## Do this
Answer with the number of lines in the listing below that contain the word "마루에서", and nothing else.

** Start Input material **

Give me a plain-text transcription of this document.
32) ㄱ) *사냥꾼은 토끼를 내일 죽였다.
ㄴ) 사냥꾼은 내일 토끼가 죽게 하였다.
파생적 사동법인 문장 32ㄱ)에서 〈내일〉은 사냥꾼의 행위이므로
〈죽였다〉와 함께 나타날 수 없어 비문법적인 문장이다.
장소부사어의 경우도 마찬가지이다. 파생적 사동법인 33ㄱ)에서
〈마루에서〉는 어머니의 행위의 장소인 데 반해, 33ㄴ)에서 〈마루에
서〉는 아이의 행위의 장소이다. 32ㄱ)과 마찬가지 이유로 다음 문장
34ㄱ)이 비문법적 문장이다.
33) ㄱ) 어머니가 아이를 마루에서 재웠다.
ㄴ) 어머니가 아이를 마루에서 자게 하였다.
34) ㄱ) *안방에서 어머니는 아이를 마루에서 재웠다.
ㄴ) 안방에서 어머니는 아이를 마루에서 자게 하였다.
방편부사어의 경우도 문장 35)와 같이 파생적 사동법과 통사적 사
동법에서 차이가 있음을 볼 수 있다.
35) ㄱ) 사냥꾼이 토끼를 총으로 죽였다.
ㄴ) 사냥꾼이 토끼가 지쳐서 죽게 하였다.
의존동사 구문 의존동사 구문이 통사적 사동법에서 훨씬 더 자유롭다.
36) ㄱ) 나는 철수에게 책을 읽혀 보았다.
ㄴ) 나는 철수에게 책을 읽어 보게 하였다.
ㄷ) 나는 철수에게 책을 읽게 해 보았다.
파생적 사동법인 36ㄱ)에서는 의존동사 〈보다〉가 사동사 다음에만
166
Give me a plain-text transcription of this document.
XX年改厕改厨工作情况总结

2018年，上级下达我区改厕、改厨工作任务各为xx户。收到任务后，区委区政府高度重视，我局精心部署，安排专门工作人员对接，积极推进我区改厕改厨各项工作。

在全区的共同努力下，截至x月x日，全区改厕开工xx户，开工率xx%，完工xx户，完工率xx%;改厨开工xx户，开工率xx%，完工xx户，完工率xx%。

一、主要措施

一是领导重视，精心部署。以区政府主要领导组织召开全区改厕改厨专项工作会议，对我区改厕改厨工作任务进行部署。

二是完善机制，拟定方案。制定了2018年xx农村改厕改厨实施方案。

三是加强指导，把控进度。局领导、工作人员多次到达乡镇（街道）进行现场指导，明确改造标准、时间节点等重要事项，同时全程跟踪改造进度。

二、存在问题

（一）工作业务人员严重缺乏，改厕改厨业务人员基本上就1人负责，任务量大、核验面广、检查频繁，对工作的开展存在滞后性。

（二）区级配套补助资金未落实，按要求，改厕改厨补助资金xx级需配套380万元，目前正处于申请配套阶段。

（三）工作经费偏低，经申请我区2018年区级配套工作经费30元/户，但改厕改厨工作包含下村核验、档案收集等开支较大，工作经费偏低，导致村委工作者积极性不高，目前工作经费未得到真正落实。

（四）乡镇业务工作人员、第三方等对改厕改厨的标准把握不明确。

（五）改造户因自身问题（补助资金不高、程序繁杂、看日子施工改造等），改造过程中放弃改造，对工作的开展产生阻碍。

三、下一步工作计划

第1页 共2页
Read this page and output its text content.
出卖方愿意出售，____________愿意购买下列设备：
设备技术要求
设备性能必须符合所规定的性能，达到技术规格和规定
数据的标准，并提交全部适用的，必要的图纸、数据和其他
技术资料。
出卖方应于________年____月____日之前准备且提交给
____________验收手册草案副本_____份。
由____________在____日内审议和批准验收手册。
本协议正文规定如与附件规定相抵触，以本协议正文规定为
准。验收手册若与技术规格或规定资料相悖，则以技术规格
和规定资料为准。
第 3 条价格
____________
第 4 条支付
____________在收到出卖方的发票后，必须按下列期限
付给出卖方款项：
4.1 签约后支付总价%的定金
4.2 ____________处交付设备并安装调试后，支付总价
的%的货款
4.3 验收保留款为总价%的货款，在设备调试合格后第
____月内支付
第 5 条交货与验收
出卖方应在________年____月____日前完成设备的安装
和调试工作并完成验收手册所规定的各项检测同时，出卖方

** End Input material **

## Response to the exercise
5